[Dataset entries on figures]
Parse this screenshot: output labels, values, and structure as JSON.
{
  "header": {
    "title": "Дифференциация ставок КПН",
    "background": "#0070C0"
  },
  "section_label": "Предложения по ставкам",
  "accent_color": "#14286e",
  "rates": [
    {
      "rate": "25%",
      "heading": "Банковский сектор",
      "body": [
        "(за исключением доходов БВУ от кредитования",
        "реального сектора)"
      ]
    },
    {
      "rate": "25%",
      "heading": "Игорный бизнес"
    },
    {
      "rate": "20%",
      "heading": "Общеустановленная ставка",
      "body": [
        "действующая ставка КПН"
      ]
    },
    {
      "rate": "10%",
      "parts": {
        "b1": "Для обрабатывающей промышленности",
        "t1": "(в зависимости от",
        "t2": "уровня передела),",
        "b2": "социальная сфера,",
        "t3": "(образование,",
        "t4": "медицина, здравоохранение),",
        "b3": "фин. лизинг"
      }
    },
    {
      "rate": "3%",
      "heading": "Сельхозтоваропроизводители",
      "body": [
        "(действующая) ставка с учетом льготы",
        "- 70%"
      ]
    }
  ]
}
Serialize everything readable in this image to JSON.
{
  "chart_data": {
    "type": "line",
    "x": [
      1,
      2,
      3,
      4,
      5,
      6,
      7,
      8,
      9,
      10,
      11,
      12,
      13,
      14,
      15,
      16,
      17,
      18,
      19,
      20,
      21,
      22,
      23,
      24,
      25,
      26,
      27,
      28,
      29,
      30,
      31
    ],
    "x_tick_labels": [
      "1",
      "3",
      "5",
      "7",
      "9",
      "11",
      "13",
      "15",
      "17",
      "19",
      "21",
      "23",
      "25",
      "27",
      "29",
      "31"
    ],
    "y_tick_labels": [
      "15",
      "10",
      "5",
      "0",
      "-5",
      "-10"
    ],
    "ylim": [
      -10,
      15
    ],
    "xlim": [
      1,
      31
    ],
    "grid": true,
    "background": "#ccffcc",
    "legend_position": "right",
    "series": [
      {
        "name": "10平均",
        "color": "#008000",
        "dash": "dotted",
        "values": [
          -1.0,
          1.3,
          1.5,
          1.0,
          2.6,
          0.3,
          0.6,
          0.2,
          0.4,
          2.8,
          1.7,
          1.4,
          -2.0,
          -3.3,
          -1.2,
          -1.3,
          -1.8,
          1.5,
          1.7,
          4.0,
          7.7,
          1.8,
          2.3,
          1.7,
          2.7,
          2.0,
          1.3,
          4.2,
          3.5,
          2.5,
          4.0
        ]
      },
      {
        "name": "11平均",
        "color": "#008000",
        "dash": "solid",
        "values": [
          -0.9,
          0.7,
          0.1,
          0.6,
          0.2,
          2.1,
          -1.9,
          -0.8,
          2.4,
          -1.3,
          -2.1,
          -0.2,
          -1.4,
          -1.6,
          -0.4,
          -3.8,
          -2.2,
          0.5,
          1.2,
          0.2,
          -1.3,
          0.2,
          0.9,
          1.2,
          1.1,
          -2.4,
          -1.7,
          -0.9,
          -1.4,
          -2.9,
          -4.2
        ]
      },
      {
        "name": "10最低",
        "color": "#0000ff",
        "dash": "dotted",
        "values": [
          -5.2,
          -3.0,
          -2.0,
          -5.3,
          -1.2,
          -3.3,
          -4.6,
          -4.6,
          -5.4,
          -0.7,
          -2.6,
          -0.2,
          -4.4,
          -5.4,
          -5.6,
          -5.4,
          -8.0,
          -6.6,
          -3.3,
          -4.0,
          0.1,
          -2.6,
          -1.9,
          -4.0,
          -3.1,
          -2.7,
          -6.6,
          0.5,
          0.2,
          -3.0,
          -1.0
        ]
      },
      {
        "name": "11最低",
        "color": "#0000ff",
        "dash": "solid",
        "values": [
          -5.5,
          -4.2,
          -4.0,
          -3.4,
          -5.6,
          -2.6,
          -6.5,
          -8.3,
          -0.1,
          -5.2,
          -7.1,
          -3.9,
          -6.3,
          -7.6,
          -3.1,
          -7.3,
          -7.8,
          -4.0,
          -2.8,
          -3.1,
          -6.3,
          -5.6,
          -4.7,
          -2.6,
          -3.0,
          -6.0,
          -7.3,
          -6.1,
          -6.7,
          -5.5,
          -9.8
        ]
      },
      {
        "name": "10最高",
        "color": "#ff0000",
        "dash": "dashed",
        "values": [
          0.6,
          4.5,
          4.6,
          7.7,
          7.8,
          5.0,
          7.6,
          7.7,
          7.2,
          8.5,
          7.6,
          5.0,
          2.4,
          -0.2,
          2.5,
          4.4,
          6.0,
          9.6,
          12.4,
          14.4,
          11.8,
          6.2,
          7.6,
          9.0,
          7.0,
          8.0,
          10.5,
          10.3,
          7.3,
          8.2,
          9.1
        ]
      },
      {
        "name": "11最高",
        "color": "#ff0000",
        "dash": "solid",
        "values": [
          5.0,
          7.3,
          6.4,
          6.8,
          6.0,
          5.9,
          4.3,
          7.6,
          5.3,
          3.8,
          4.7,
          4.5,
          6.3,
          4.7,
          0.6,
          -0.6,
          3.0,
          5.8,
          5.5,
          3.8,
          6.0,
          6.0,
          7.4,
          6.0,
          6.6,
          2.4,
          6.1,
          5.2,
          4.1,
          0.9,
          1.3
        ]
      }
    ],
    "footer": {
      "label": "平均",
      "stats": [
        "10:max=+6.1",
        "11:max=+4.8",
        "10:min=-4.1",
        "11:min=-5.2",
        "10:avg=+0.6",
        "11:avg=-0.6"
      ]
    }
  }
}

◆ **EXERCISE GOAL**
Each line of the material must be restated exactly.

◆ **EXERCISE OUTPUT**
Parse this screenshot: output labels, values, and structure as JSON.
{
  "header": {
    "title": "Дифференциация ставок КПН",
    "background": "#0070C0"
  },
  "section_label": "Предложения по ставкам",
  "accent_color": "#14286e",
  "rates": [
    {
      "rate": "25%",
      "heading": "Банковский сектор",
      "body": [
        "(за исключением доходов БВУ от кредитования",
        "реального сектора)"
      ]
    },
    {
      "rate": "25%",
      "heading": "Игорный бизнес"
    },
    {
      "rate": "20%",
      "heading": "Общеустановленная ставка",
      "body": [
        "действующая ставка КПН"
      ]
    },
    {
      "rate": "10%",
      "parts": {
        "b1": "Для обрабатывающей промышленности",
        "t1": "(в зависимости от",
        "t2": "уровня передела),",
        "b2": "социальная сфера,",
        "t3": "(образование,",
        "t4": "медицина, здравоохранение),",
        "b3": "фин. лизинг"
      }
    },
    {
      "rate": "3%",
      "heading": "Сельхозтоваропроизводители",
      "body": [
        "(действующая) ставка с учетом льготы",
        "- 70%"
      ]
    }
  ]
}
Serialize everything readable in this image to JSON.
{
  "chart_data": {
    "type": "line",
    "x": [
      1,
      2,
      3,
      4,
      5,
      6,
      7,
      8,
      9,
      10,
      11,
      12,
      13,
      14,
      15,
      16,
      17,
      18,
      19,
      20,
      21,
      22,
      23,
      24,
      25,
      26,
      27,
      28,
      29,
      30,
      31
    ],
    "x_tick_labels": [
      "1",
      "3",
      "5",
      "7",
      "9",
      "11",
      "13",
      "15",
      "17",
      "19",
      "21",
      "23",
      "25",
      "27",
      "29",
      "31"
    ],
    "y_tick_labels": [
      "15",
      "10",
      "5",
      "0",
      "-5",
      "-10"
    ],
    "ylim": [
      -10,
      15
    ],
    "xlim": [
      1,
      31
    ],
    "grid": true,
    "background": "#ccffcc",
    "legend_position": "right",
    "series": [
      {
        "name": "10平均",
        "color": "#008000",
        "dash": "dotted",
        "values": [
          -1.0,
          1.3,
          1.5,
          1.0,
          2.6,
          0.3,
          0.6,
          0.2,
          0.4,
          2.8,
          1.7,
          1.4,
          -2.0,
          -3.3,
          -1.2,
          -1.3,
          -1.8,
          1.5,
          1.7,
          4.0,
          7.7,
          1.8,
          2.3,
          1.7,
          2.7,
          2.0,
          1.3,
          4.2,
          3.5,
          2.5,
          4.0
        ]
      },
      {
        "name": "11平均",
        "color": "#008000",
        "dash": "solid",
        "values": [
          -0.9,
          0.7,
          0.1,
          0.6,
          0.2,
          2.1,
          -1.9,
          -0.8,
          2.4,
          -1.3,
          -2.1,
          -0.2,
          -1.4,
          -1.6,
          -0.4,
          -3.8,
          -2.2,
          0.5,
          1.2,
          0.2,
          -1.3,
          0.2,
          0.9,
          1.2,
          1.1,
          -2.4,
          -1.7,
          -0.9,
          -1.4,
          -2.9,
          -4.2
        ]
      },
      {
        "name": "10最低",
        "color": "#0000ff",
        "dash": "dotted",
        "values": [
          -5.2,
          -3.0,
          -2.0,
          -5.3,
          -1.2,
          -3.3,
          -4.6,
          -4.6,
          -5.4,
          -0.7,
          -2.6,
          -0.2,
          -4.4,
          -5.4,
          -5.6,
          -5.4,
          -8.0,
          -6.6,
          -3.3,
          -4.0,
          0.1,
          -2.6,
          -1.9,
          -4.0,
          -3.1,
          -2.7,
          -6.6,
          0.5,
          0.2,
          -3.0,
          -1.0
        ]
      },
      {
        "name": "11最低",
        "color": "#0000ff",
        "dash": "solid",
        "values": [
          -5.5,
          -4.2,
          -4.0,
          -3.4,
          -5.6,
          -2.6,
          -6.5,
          -8.3,
          -0.1,
          -5.2,
          -7.1,
          -3.9,
          -6.3,
          -7.6,
          -3.1,
          -7.3,
          -7.8,
          -4.0,
          -2.8,
          -3.1,
          -6.3,
          -5.6,
          -4.7,
          -2.6,
          -3.0,
          -6.0,
          -7.3,
          -6.1,
          -6.7,
          -5.5,
          -9.8
        ]
      },
      {
        "name": "10最高",
        "color": "#ff0000",
        "dash": "dashed",
        "values": [
          0.6,
          4.5,
          4.6,
          7.7,
          7.8,
          5.0,
          7.6,
          7.7,
          7.2,
          8.5,
          7.6,
          5.0,
          2.4,
          -0.2,
          2.5,
          4.4,
          6.0,
          9.6,
          12.4,
          14.4,
          11.8,
          6.2,
          7.6,
          9.0,
          7.0,
          8.0,
          10.5,
          10.3,
          7.3,
          8.2,
          9.1
        ]
      },
      {
        "name": "11最高",
        "color": "#ff0000",
        "dash": "solid",
        "values": [
          5.0,
          7.3,
          6.4,
          6.8,
          6.0,
          5.9,
          4.3,
          7.6,
          5.3,
          3.8,
          4.7,
          4.5,
          6.3,
          4.7,
          0.6,
          -0.6,
          3.0,
          5.8,
          5.5,
          3.8,
          6.0,
          6.0,
          7.4,
          6.0,
          6.6,
          2.4,
          6.1,
          5.2,
          4.1,
          0.9,
          1.3
        ]
      }
    ],
    "footer": {
      "label": "平均",
      "stats": [
        "10:max=+6.1",
        "11:max=+4.8",
        "10:min=-4.1",
        "11:min=-5.2",
        "10:avg=+0.6",
        "11:avg=-0.6"
      ]
    }
  }
}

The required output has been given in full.